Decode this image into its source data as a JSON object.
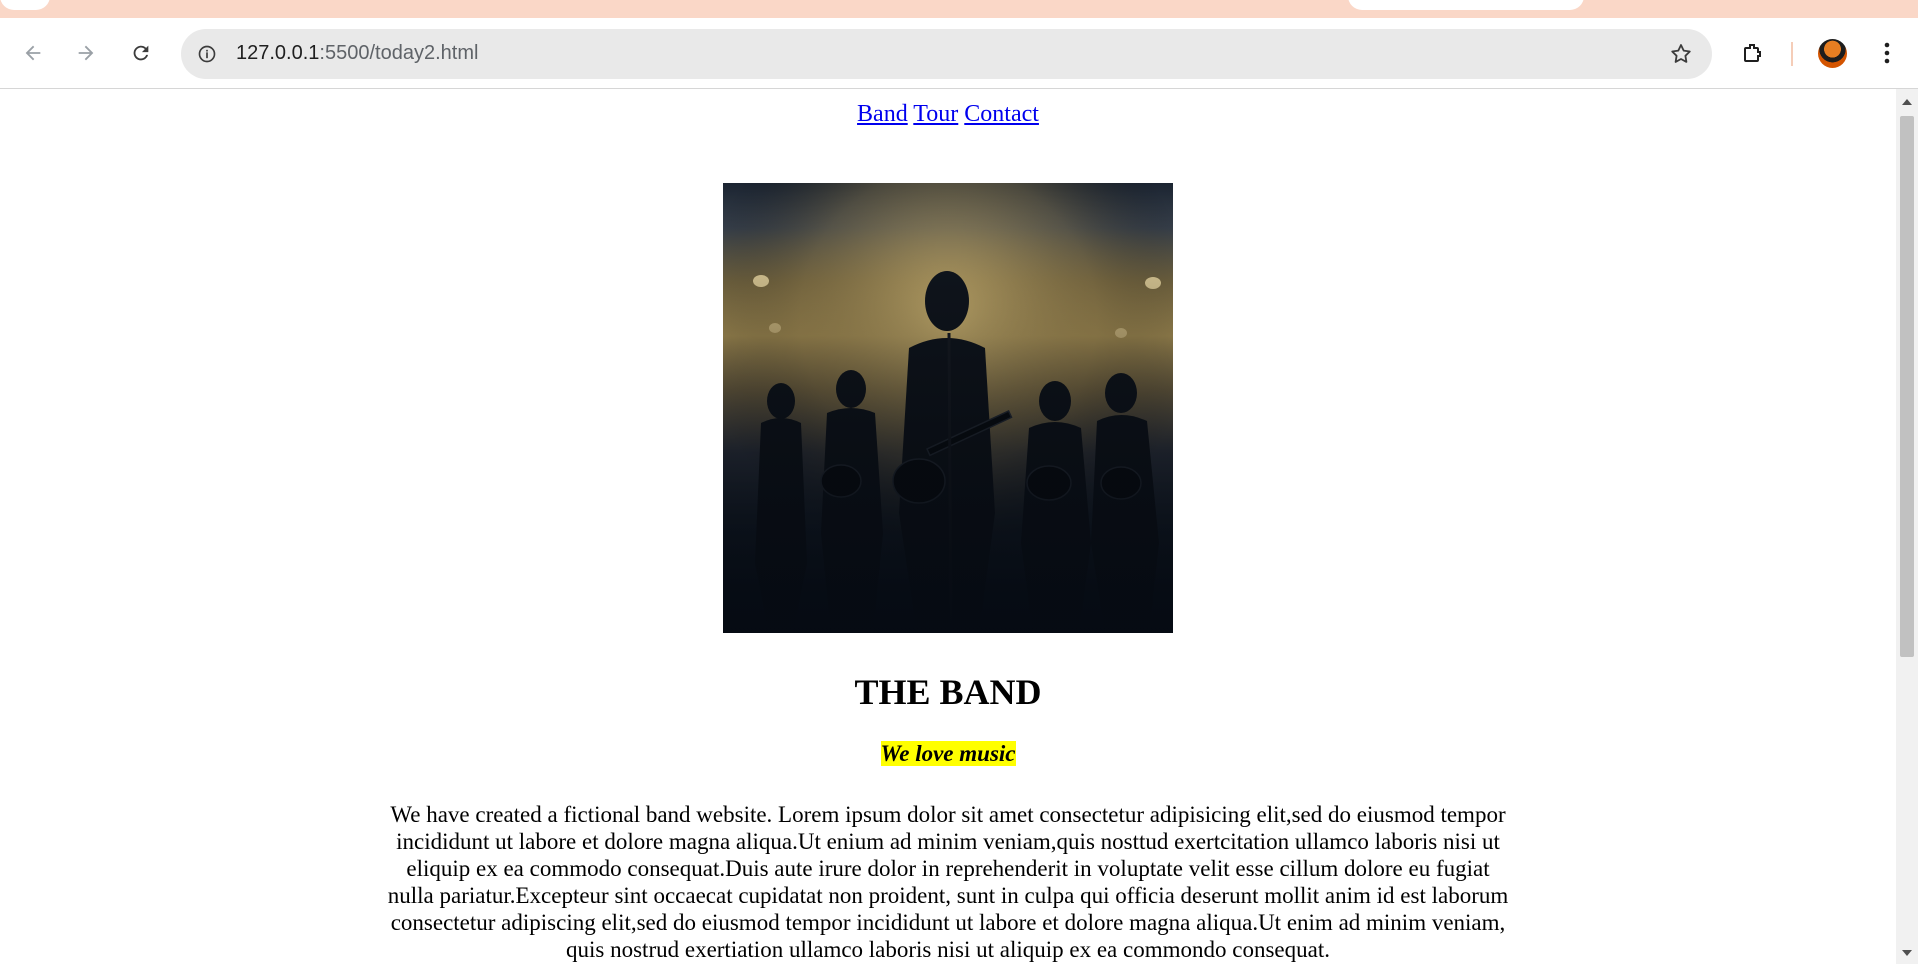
{
  "browser": {
    "tab_strip_text": "",
    "url_host": "127.0.0.1",
    "url_path": ":5500/today2.html",
    "icons": [
      "back-icon",
      "forward-icon",
      "reload-icon",
      "site-info-icon",
      "bookmark-star-icon",
      "extensions-icon",
      "profile-avatar",
      "menu-icon"
    ]
  },
  "page": {
    "nav": {
      "links": [
        "Band",
        "Tour",
        "Contact"
      ]
    },
    "band_title": "THE BAND",
    "tagline": "We love music",
    "about_text": "We have created a fictional band website. Lorem ipsum dolor sit amet consectetur adipisicing elit,sed do eiusmod tempor incididunt ut labore et dolore magna aliqua.Ut enium ad minim veniam,quis nosttud exertcitation ullamco laboris nisi ut eliquip ex ea commodo consequat.Duis aute irure dolor in reprehenderit in voluptate velit esse cillum dolore eu fugiat nulla pariatur.Excepteur sint occaecat cupidatat non proident, sunt in culpa qui officia deserunt mollit anim id est laborum consectetur adipiscing elit,sed do eiusmod tempor incididunt ut labore et dolore magna aliqua.Ut enim ad minim veniam, quis nostrud exertiation ullamco laboris nisi ut aliquip ex ea commondo consequat."
  },
  "colors": {
    "tab_strip": "#fad7c7",
    "link": "#0000ee",
    "highlight": "#ffff00"
  }
}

▶ What to work on
Restate the listing above word for word, and skip the pictures.

▶ Reply
Decode this image into its source data as a JSON object.
{
  "browser": {
    "tab_strip_text": "",
    "url_host": "127.0.0.1",
    "url_path": ":5500/today2.html",
    "icons": [
      "back-icon",
      "forward-icon",
      "reload-icon",
      "site-info-icon",
      "bookmark-star-icon",
      "extensions-icon",
      "profile-avatar",
      "menu-icon"
    ]
  },
  "page": {
    "nav": {
      "links": [
        "Band",
        "Tour",
        "Contact"
      ]
    },
    "band_title": "THE BAND",
    "tagline": "We love music",
    "about_text": "We have created a fictional band website. Lorem ipsum dolor sit amet consectetur adipisicing elit,sed do eiusmod tempor incididunt ut labore et dolore magna aliqua.Ut enium ad minim veniam,quis nosttud exertcitation ullamco laboris nisi ut eliquip ex ea commodo consequat.Duis aute irure dolor in reprehenderit in voluptate velit esse cillum dolore eu fugiat nulla pariatur.Excepteur sint occaecat cupidatat non proident, sunt in culpa qui officia deserunt mollit anim id est laborum consectetur adipiscing elit,sed do eiusmod tempor incididunt ut labore et dolore magna aliqua.Ut enim ad minim veniam, quis nostrud exertiation ullamco laboris nisi ut aliquip ex ea commondo consequat."
  },
  "colors": {
    "tab_strip": "#fad7c7",
    "link": "#0000ee",
    "highlight": "#ffff00"
  }
}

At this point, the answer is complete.